## Problem to work on
Copy each line of the data below with the word "wheat".

Items from a figure collection:
* * *

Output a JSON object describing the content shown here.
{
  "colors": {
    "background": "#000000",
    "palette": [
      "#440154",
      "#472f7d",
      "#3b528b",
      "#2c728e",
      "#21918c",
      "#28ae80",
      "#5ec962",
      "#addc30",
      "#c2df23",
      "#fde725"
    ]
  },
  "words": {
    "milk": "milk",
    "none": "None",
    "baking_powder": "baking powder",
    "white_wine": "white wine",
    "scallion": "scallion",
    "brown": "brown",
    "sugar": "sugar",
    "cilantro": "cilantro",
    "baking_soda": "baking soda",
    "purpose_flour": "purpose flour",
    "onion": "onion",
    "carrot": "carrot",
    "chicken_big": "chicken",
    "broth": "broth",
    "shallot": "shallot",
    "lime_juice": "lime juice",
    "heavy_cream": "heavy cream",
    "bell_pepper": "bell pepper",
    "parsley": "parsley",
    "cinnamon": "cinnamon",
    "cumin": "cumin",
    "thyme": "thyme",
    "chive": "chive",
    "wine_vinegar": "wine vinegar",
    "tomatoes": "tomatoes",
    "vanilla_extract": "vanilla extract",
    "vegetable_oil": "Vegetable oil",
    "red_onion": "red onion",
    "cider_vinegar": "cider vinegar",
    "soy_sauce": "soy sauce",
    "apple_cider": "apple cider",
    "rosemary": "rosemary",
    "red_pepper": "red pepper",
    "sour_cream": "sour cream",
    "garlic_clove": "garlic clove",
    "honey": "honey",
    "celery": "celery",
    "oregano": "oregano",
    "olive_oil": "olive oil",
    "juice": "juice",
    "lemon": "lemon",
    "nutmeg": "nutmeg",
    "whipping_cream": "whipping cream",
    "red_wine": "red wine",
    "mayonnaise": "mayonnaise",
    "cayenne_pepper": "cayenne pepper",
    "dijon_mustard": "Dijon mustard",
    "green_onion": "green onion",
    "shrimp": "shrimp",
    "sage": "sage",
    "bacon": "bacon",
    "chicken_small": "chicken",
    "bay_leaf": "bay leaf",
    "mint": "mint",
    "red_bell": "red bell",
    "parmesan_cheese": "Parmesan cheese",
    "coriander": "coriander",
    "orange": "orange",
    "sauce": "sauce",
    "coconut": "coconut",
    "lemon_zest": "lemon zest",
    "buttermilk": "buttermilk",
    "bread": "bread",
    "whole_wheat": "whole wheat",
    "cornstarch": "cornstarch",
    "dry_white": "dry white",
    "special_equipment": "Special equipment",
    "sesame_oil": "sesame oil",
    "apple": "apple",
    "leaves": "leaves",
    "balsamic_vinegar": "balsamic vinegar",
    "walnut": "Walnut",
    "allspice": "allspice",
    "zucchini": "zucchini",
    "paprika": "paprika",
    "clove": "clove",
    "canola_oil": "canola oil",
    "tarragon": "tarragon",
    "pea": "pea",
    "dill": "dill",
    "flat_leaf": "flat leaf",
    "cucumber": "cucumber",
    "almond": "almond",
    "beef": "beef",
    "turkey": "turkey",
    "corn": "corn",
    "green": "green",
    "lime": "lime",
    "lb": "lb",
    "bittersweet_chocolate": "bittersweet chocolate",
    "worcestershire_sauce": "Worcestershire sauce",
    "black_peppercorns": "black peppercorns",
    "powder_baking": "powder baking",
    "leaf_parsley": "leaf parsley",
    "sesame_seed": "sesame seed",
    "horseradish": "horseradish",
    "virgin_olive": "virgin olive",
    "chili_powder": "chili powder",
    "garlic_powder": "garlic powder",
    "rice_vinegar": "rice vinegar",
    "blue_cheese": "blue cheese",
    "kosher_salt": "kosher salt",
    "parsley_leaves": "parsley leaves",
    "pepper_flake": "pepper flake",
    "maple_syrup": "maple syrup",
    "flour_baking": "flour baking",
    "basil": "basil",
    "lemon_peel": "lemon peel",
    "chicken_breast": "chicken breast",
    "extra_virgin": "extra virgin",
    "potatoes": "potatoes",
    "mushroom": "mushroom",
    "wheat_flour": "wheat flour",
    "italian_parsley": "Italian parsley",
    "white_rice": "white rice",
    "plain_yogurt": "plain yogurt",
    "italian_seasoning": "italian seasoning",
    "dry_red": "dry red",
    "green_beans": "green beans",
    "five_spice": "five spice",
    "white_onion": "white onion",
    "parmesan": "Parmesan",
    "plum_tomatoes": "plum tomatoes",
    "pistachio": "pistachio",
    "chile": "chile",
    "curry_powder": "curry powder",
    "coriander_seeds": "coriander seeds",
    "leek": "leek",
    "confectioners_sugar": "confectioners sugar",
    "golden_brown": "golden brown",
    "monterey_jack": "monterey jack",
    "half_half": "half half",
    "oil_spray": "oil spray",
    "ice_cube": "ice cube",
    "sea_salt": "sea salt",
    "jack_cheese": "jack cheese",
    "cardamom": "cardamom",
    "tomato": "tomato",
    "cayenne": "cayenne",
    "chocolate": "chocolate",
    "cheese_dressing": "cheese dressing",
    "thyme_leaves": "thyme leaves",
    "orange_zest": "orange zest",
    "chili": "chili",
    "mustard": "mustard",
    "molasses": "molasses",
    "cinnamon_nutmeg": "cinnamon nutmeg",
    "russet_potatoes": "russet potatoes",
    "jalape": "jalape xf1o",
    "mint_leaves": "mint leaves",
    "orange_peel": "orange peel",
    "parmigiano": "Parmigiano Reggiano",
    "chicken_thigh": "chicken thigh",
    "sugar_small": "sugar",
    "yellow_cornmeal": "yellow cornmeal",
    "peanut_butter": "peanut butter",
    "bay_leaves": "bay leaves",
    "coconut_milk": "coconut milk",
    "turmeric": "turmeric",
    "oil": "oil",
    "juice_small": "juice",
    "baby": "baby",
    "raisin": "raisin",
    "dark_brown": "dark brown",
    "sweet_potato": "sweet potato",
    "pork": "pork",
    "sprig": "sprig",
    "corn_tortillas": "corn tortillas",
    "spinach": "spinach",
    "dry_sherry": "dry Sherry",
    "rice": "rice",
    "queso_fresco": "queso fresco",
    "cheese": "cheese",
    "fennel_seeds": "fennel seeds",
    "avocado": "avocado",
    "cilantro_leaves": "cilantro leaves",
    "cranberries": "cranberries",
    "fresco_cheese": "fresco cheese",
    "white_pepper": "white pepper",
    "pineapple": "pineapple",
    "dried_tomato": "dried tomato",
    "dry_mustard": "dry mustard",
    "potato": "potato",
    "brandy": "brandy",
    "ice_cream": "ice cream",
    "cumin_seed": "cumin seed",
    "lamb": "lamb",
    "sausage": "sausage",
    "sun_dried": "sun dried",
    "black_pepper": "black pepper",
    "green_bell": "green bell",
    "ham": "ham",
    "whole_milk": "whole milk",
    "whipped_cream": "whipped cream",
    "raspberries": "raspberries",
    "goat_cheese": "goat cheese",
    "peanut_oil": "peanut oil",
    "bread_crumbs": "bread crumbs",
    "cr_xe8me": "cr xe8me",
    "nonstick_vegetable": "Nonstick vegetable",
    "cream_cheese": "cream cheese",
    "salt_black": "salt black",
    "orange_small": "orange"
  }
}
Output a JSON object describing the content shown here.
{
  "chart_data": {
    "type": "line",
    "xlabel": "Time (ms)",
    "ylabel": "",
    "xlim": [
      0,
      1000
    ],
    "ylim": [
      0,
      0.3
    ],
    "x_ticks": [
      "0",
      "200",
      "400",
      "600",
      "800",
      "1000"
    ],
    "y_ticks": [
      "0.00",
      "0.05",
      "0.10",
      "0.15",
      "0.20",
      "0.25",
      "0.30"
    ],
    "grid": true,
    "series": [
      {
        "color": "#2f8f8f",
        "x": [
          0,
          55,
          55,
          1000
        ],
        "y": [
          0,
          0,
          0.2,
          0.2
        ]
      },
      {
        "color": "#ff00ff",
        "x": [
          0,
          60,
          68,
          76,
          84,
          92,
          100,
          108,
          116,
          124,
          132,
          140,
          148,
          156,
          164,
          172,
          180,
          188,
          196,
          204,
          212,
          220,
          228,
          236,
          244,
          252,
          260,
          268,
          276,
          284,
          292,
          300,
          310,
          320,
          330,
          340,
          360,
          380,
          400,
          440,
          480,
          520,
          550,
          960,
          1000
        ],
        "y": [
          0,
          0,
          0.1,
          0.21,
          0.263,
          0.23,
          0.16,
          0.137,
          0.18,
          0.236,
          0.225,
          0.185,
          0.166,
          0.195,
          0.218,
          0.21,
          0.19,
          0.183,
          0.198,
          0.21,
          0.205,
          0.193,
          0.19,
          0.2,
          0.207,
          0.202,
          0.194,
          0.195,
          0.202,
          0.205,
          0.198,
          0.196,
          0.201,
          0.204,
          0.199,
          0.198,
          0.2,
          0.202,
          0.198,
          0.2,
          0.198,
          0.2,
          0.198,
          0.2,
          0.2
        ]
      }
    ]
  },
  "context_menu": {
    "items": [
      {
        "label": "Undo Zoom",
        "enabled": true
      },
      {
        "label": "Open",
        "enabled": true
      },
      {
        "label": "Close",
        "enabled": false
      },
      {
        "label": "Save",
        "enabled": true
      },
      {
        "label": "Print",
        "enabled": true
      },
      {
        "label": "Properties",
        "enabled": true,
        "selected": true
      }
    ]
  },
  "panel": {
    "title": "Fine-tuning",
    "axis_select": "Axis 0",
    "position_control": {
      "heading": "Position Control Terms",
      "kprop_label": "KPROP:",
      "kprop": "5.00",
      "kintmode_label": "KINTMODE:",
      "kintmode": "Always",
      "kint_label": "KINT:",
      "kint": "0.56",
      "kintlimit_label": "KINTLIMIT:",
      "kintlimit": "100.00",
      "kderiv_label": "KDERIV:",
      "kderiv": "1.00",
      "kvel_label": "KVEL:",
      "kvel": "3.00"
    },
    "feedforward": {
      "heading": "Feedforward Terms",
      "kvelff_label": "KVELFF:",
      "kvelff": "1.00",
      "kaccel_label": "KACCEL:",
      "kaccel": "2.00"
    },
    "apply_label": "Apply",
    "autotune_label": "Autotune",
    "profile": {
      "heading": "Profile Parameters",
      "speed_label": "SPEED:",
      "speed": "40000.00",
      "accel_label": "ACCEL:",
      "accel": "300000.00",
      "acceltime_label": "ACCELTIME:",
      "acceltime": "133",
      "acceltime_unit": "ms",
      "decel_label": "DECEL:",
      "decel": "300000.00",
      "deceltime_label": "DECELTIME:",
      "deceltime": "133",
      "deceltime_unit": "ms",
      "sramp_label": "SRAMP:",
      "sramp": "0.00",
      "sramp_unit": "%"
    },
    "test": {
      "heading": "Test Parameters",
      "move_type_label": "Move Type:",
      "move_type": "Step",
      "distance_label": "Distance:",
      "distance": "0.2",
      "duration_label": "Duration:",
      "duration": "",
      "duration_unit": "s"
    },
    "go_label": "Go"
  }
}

* * *

## Worked solution
    "whole_wheat": "whole wheat",
    "wheat_flour": "wheat flour",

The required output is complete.